Below is the data. Give it again, complete and exact.

Chart and figure data:
○ ○ ○ ○ ○

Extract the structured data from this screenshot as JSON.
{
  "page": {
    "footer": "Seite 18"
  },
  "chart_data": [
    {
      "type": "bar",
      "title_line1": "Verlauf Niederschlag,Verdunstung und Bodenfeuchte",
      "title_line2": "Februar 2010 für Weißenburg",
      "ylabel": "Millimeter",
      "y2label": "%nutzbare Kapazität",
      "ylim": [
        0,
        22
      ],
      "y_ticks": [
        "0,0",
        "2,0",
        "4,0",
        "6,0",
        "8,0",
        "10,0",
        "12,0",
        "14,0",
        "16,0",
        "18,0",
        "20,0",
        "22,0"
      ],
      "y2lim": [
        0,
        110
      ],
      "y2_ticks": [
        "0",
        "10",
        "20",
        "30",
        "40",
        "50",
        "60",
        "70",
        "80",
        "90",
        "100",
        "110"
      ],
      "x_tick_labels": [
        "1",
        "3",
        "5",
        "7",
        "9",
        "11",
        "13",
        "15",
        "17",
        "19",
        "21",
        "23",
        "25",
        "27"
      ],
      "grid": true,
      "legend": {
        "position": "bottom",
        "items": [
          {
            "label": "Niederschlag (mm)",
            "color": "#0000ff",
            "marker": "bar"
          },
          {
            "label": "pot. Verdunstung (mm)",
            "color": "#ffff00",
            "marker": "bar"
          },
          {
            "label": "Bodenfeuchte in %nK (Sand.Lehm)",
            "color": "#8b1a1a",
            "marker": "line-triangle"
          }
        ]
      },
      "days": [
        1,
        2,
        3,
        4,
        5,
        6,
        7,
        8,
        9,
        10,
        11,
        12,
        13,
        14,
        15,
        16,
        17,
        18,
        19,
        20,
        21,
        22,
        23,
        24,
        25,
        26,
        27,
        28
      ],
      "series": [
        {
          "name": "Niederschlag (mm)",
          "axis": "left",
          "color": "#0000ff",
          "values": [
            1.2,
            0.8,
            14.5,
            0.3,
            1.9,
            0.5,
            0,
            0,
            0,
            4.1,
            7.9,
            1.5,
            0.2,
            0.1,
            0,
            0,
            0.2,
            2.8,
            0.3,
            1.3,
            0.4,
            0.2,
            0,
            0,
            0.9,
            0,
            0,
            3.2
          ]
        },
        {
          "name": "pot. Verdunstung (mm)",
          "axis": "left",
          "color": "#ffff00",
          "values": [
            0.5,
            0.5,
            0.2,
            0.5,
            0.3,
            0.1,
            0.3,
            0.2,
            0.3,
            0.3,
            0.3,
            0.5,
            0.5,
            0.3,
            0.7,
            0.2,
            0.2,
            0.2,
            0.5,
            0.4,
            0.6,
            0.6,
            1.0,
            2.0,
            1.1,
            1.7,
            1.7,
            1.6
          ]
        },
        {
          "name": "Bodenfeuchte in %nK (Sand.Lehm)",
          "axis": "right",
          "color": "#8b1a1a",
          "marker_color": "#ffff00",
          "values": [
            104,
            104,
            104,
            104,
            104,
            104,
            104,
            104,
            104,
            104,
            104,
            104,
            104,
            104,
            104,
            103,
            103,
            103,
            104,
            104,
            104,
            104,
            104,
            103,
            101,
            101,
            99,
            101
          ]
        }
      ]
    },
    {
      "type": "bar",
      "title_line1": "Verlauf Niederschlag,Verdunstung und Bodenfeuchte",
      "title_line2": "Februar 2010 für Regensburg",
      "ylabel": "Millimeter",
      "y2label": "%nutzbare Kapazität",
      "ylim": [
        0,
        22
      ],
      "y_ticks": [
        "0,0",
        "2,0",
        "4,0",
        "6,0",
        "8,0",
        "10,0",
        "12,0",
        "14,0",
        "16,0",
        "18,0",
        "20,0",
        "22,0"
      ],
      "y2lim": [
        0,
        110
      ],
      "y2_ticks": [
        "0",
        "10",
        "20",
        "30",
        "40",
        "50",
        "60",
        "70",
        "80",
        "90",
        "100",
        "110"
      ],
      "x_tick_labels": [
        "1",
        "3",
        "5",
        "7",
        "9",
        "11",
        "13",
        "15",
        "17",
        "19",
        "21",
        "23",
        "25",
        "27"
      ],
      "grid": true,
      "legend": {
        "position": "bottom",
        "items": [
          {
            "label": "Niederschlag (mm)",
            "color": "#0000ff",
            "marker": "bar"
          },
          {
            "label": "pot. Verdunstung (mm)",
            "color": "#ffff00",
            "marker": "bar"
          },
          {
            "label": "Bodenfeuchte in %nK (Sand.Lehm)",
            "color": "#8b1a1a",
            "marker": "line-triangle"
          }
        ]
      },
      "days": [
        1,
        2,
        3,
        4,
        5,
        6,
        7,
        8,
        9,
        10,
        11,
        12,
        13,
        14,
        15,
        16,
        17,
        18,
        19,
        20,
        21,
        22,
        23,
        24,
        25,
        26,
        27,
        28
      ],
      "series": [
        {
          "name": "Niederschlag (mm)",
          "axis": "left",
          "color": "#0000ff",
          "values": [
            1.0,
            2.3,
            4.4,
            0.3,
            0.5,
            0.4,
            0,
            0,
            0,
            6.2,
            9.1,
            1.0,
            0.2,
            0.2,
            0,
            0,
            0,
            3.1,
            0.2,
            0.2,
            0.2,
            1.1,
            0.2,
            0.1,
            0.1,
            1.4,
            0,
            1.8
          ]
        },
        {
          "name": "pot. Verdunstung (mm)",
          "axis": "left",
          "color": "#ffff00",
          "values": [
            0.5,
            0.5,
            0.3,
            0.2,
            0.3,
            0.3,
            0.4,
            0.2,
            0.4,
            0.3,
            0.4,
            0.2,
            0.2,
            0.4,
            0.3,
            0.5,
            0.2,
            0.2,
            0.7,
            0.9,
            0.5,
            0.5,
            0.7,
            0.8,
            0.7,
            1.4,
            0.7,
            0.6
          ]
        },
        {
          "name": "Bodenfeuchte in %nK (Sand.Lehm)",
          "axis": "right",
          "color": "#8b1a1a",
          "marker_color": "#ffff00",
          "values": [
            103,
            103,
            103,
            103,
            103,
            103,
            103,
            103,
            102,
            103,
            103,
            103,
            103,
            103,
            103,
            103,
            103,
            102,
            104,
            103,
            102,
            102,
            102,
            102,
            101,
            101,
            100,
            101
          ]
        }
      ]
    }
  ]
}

○ ○ ○ ○ ○

Solved problem -
Extract the structured data from this screenshot as JSON.
{
  "page": {
    "footer": "Seite 18"
  },
  "chart_data": [
    {
      "type": "bar",
      "title_line1": "Verlauf Niederschlag,Verdunstung und Bodenfeuchte",
      "title_line2": "Februar 2010 für Weißenburg",
      "ylabel": "Millimeter",
      "y2label": "%nutzbare Kapazität",
      "ylim": [
        0,
        22
      ],
      "y_ticks": [
        "0,0",
        "2,0",
        "4,0",
        "6,0",
        "8,0",
        "10,0",
        "12,0",
        "14,0",
        "16,0",
        "18,0",
        "20,0",
        "22,0"
      ],
      "y2lim": [
        0,
        110
      ],
      "y2_ticks": [
        "0",
        "10",
        "20",
        "30",
        "40",
        "50",
        "60",
        "70",
        "80",
        "90",
        "100",
        "110"
      ],
      "x_tick_labels": [
        "1",
        "3",
        "5",
        "7",
        "9",
        "11",
        "13",
        "15",
        "17",
        "19",
        "21",
        "23",
        "25",
        "27"
      ],
      "grid": true,
      "legend": {
        "position": "bottom",
        "items": [
          {
            "label": "Niederschlag (mm)",
            "color": "#0000ff",
            "marker": "bar"
          },
          {
            "label": "pot. Verdunstung (mm)",
            "color": "#ffff00",
            "marker": "bar"
          },
          {
            "label": "Bodenfeuchte in %nK (Sand.Lehm)",
            "color": "#8b1a1a",
            "marker": "line-triangle"
          }
        ]
      },
      "days": [
        1,
        2,
        3,
        4,
        5,
        6,
        7,
        8,
        9,
        10,
        11,
        12,
        13,
        14,
        15,
        16,
        17,
        18,
        19,
        20,
        21,
        22,
        23,
        24,
        25,
        26,
        27,
        28
      ],
      "series": [
        {
          "name": "Niederschlag (mm)",
          "axis": "left",
          "color": "#0000ff",
          "values": [
            1.2,
            0.8,
            14.5,
            0.3,
            1.9,
            0.5,
            0,
            0,
            0,
            4.1,
            7.9,
            1.5,
            0.2,
            0.1,
            0,
            0,
            0.2,
            2.8,
            0.3,
            1.3,
            0.4,
            0.2,
            0,
            0,
            0.9,
            0,
            0,
            3.2
          ]
        },
        {
          "name": "pot. Verdunstung (mm)",
          "axis": "left",
          "color": "#ffff00",
          "values": [
            0.5,
            0.5,
            0.2,
            0.5,
            0.3,
            0.1,
            0.3,
            0.2,
            0.3,
            0.3,
            0.3,
            0.5,
            0.5,
            0.3,
            0.7,
            0.2,
            0.2,
            0.2,
            0.5,
            0.4,
            0.6,
            0.6,
            1.0,
            2.0,
            1.1,
            1.7,
            1.7,
            1.6
          ]
        },
        {
          "name": "Bodenfeuchte in %nK (Sand.Lehm)",
          "axis": "right",
          "color": "#8b1a1a",
          "marker_color": "#ffff00",
          "values": [
            104,
            104,
            104,
            104,
            104,
            104,
            104,
            104,
            104,
            104,
            104,
            104,
            104,
            104,
            104,
            103,
            103,
            103,
            104,
            104,
            104,
            104,
            104,
            103,
            101,
            101,
            99,
            101
          ]
        }
      ]
    },
    {
      "type": "bar",
      "title_line1": "Verlauf Niederschlag,Verdunstung und Bodenfeuchte",
      "title_line2": "Februar 2010 für Regensburg",
      "ylabel": "Millimeter",
      "y2label": "%nutzbare Kapazität",
      "ylim": [
        0,
        22
      ],
      "y_ticks": [
        "0,0",
        "2,0",
        "4,0",
        "6,0",
        "8,0",
        "10,0",
        "12,0",
        "14,0",
        "16,0",
        "18,0",
        "20,0",
        "22,0"
      ],
      "y2lim": [
        0,
        110
      ],
      "y2_ticks": [
        "0",
        "10",
        "20",
        "30",
        "40",
        "50",
        "60",
        "70",
        "80",
        "90",
        "100",
        "110"
      ],
      "x_tick_labels": [
        "1",
        "3",
        "5",
        "7",
        "9",
        "11",
        "13",
        "15",
        "17",
        "19",
        "21",
        "23",
        "25",
        "27"
      ],
      "grid": true,
      "legend": {
        "position": "bottom",
        "items": [
          {
            "label": "Niederschlag (mm)",
            "color": "#0000ff",
            "marker": "bar"
          },
          {
            "label": "pot. Verdunstung (mm)",
            "color": "#ffff00",
            "marker": "bar"
          },
          {
            "label": "Bodenfeuchte in %nK (Sand.Lehm)",
            "color": "#8b1a1a",
            "marker": "line-triangle"
          }
        ]
      },
      "days": [
        1,
        2,
        3,
        4,
        5,
        6,
        7,
        8,
        9,
        10,
        11,
        12,
        13,
        14,
        15,
        16,
        17,
        18,
        19,
        20,
        21,
        22,
        23,
        24,
        25,
        26,
        27,
        28
      ],
      "series": [
        {
          "name": "Niederschlag (mm)",
          "axis": "left",
          "color": "#0000ff",
          "values": [
            1.0,
            2.3,
            4.4,
            0.3,
            0.5,
            0.4,
            0,
            0,
            0,
            6.2,
            9.1,
            1.0,
            0.2,
            0.2,
            0,
            0,
            0,
            3.1,
            0.2,
            0.2,
            0.2,
            1.1,
            0.2,
            0.1,
            0.1,
            1.4,
            0,
            1.8
          ]
        },
        {
          "name": "pot. Verdunstung (mm)",
          "axis": "left",
          "color": "#ffff00",
          "values": [
            0.5,
            0.5,
            0.3,
            0.2,
            0.3,
            0.3,
            0.4,
            0.2,
            0.4,
            0.3,
            0.4,
            0.2,
            0.2,
            0.4,
            0.3,
            0.5,
            0.2,
            0.2,
            0.7,
            0.9,
            0.5,
            0.5,
            0.7,
            0.8,
            0.7,
            1.4,
            0.7,
            0.6
          ]
        },
        {
          "name": "Bodenfeuchte in %nK (Sand.Lehm)",
          "axis": "right",
          "color": "#8b1a1a",
          "marker_color": "#ffff00",
          "values": [
            103,
            103,
            103,
            103,
            103,
            103,
            103,
            103,
            102,
            103,
            103,
            103,
            103,
            103,
            103,
            103,
            103,
            102,
            104,
            103,
            102,
            102,
            102,
            102,
            101,
            101,
            100,
            101
          ]
        }
      ]
    }
  ]
}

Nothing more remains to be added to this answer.